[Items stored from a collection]
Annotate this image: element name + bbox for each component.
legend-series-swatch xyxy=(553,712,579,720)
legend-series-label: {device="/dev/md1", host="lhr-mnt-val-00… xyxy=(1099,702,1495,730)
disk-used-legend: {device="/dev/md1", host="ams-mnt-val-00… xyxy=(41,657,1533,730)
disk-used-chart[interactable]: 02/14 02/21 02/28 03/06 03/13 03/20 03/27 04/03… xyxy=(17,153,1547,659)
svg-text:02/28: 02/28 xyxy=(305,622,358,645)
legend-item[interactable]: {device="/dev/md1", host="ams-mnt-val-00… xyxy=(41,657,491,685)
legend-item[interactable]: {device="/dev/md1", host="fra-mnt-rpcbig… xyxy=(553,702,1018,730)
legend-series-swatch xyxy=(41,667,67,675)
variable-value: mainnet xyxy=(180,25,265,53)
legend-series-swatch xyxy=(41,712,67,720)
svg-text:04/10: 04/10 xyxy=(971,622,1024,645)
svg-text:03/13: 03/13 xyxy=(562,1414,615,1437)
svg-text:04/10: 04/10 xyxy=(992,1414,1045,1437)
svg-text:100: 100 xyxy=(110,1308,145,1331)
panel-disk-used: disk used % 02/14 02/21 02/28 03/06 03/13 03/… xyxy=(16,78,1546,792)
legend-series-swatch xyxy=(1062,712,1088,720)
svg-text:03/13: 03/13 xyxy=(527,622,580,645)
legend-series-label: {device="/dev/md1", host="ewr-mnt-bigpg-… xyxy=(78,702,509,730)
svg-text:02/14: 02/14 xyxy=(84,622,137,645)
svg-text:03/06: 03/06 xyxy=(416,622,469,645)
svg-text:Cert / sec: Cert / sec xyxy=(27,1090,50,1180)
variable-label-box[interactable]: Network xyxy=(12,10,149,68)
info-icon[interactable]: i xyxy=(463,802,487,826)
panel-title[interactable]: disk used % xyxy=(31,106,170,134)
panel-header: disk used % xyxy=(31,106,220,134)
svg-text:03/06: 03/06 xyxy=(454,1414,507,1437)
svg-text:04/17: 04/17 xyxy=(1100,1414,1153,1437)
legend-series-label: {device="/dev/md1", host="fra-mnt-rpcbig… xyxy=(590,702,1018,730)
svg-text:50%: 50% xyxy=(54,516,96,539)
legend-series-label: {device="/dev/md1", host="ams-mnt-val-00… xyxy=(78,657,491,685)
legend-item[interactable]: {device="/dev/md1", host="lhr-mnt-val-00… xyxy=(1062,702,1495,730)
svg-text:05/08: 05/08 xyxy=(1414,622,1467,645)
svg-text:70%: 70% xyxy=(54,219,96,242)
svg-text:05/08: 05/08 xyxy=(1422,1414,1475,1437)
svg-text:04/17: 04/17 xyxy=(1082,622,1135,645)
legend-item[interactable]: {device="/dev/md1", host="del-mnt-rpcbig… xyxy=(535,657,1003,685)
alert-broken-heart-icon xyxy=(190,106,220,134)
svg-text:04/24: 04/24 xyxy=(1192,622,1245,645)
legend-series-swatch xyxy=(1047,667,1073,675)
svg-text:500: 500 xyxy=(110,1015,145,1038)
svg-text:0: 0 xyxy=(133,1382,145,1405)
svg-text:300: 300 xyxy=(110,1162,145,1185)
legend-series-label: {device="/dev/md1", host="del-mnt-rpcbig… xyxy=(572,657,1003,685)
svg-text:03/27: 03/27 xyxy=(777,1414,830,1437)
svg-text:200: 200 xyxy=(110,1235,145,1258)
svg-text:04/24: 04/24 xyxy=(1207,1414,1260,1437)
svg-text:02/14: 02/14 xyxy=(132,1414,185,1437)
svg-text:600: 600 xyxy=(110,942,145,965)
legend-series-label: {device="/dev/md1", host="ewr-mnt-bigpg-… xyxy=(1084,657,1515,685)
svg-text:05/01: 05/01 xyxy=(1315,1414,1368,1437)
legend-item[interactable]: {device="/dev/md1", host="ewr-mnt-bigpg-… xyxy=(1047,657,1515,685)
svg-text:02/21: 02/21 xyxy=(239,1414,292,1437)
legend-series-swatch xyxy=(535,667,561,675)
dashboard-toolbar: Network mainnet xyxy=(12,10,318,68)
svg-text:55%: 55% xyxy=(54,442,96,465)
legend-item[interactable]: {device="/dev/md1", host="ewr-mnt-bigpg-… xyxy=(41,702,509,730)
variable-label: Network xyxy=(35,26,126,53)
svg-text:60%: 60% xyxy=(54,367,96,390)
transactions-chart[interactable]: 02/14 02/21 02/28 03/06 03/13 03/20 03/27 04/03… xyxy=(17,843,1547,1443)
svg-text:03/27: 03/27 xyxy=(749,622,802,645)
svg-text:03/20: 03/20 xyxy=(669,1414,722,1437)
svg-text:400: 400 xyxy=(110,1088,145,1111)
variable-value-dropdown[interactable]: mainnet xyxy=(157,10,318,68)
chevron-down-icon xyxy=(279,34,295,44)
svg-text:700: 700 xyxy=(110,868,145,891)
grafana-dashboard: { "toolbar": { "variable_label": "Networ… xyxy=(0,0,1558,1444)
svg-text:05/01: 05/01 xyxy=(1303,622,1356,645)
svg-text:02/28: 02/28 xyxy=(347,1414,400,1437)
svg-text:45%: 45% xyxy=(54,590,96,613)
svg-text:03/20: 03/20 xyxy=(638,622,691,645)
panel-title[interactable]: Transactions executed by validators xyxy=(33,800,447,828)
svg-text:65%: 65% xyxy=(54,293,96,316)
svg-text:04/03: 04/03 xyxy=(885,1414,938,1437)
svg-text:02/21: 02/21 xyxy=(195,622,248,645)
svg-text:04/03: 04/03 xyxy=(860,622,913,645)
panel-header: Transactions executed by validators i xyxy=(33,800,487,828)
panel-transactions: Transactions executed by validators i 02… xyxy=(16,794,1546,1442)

§ **What this task involves**:
Print all of the lines above exactly, with no changes.

§ **Full answer**:
Annotate this image: element name + bbox for each component.
legend-series-swatch xyxy=(553,712,579,720)
legend-series-label: {device="/dev/md1", host="lhr-mnt-val-00… xyxy=(1099,702,1495,730)
disk-used-legend: {device="/dev/md1", host="ams-mnt-val-00… xyxy=(41,657,1533,730)
disk-used-chart[interactable]: 02/14 02/21 02/28 03/06 03/13 03/20 03/27 04/03… xyxy=(17,153,1547,659)
svg-text:02/28: 02/28 xyxy=(305,622,358,645)
legend-item[interactable]: {device="/dev/md1", host="ams-mnt-val-00… xyxy=(41,657,491,685)
legend-item[interactable]: {device="/dev/md1", host="fra-mnt-rpcbig… xyxy=(553,702,1018,730)
legend-series-swatch xyxy=(41,667,67,675)
variable-value: mainnet xyxy=(180,25,265,53)
legend-series-swatch xyxy=(41,712,67,720)
svg-text:04/10: 04/10 xyxy=(971,622,1024,645)
svg-text:03/13: 03/13 xyxy=(562,1414,615,1437)
svg-text:04/10: 04/10 xyxy=(992,1414,1045,1437)
svg-text:100: 100 xyxy=(110,1308,145,1331)
panel-disk-used: disk used % 02/14 02/21 02/28 03/06 03/13 03/… xyxy=(16,78,1546,792)
legend-series-swatch xyxy=(1062,712,1088,720)
svg-text:03/13: 03/13 xyxy=(527,622,580,645)
legend-series-label: {device="/dev/md1", host="ewr-mnt-bigpg-… xyxy=(78,702,509,730)
svg-text:02/14: 02/14 xyxy=(84,622,137,645)
svg-text:03/06: 03/06 xyxy=(416,622,469,645)
svg-text:Cert / sec: Cert / sec xyxy=(27,1090,50,1180)
variable-label-box[interactable]: Network xyxy=(12,10,149,68)
info-icon[interactable]: i xyxy=(463,802,487,826)
panel-title[interactable]: disk used % xyxy=(31,106,170,134)
panel-header: disk used % xyxy=(31,106,220,134)
svg-text:03/06: 03/06 xyxy=(454,1414,507,1437)
svg-text:04/17: 04/17 xyxy=(1100,1414,1153,1437)
legend-series-label: {device="/dev/md1", host="fra-mnt-rpcbig… xyxy=(590,702,1018,730)
svg-text:50%: 50% xyxy=(54,516,96,539)
legend-series-label: {device="/dev/md1", host="ams-mnt-val-00… xyxy=(78,657,491,685)
legend-item[interactable]: {device="/dev/md1", host="lhr-mnt-val-00… xyxy=(1062,702,1495,730)
svg-text:05/08: 05/08 xyxy=(1414,622,1467,645)
svg-text:70%: 70% xyxy=(54,219,96,242)
svg-text:05/08: 05/08 xyxy=(1422,1414,1475,1437)
svg-text:04/17: 04/17 xyxy=(1082,622,1135,645)
legend-item[interactable]: {device="/dev/md1", host="del-mnt-rpcbig… xyxy=(535,657,1003,685)
alert-broken-heart-icon xyxy=(190,106,220,134)
svg-text:04/24: 04/24 xyxy=(1192,622,1245,645)
legend-series-swatch xyxy=(1047,667,1073,675)
svg-text:500: 500 xyxy=(110,1015,145,1038)
svg-text:0: 0 xyxy=(133,1382,145,1405)
svg-text:300: 300 xyxy=(110,1162,145,1185)
legend-series-label: {device="/dev/md1", host="del-mnt-rpcbig… xyxy=(572,657,1003,685)
svg-text:03/27: 03/27 xyxy=(777,1414,830,1437)
svg-text:200: 200 xyxy=(110,1235,145,1258)
svg-text:04/24: 04/24 xyxy=(1207,1414,1260,1437)
svg-text:02/14: 02/14 xyxy=(132,1414,185,1437)
svg-text:600: 600 xyxy=(110,942,145,965)
legend-series-label: {device="/dev/md1", host="ewr-mnt-bigpg-… xyxy=(1084,657,1515,685)
svg-text:05/01: 05/01 xyxy=(1315,1414,1368,1437)
legend-item[interactable]: {device="/dev/md1", host="ewr-mnt-bigpg-… xyxy=(1047,657,1515,685)
svg-text:02/21: 02/21 xyxy=(239,1414,292,1437)
legend-series-swatch xyxy=(535,667,561,675)
dashboard-toolbar: Network mainnet xyxy=(12,10,318,68)
svg-text:55%: 55% xyxy=(54,442,96,465)
legend-item[interactable]: {device="/dev/md1", host="ewr-mnt-bigpg-… xyxy=(41,702,509,730)
variable-label: Network xyxy=(35,26,126,53)
svg-text:60%: 60% xyxy=(54,367,96,390)
transactions-chart[interactable]: 02/14 02/21 02/28 03/06 03/13 03/20 03/27 04/03… xyxy=(17,843,1547,1443)
svg-text:03/27: 03/27 xyxy=(749,622,802,645)
svg-text:03/20: 03/20 xyxy=(669,1414,722,1437)
svg-text:400: 400 xyxy=(110,1088,145,1111)
variable-value-dropdown[interactable]: mainnet xyxy=(157,10,318,68)
chevron-down-icon xyxy=(279,34,295,44)
svg-text:700: 700 xyxy=(110,868,145,891)
grafana-dashboard: { "toolbar": { "variable_label": "Networ… xyxy=(0,0,1558,1444)
svg-text:05/01: 05/01 xyxy=(1303,622,1356,645)
svg-text:02/28: 02/28 xyxy=(347,1414,400,1437)
svg-text:45%: 45% xyxy=(54,590,96,613)
svg-text:03/20: 03/20 xyxy=(638,622,691,645)
panel-title[interactable]: Transactions executed by validators xyxy=(33,800,447,828)
svg-text:65%: 65% xyxy=(54,293,96,316)
svg-text:04/03: 04/03 xyxy=(885,1414,938,1437)
svg-text:02/21: 02/21 xyxy=(195,622,248,645)
svg-text:04/03: 04/03 xyxy=(860,622,913,645)
panel-header: Transactions executed by validators i xyxy=(33,800,487,828)
panel-transactions: Transactions executed by validators i 02… xyxy=(16,794,1546,1442)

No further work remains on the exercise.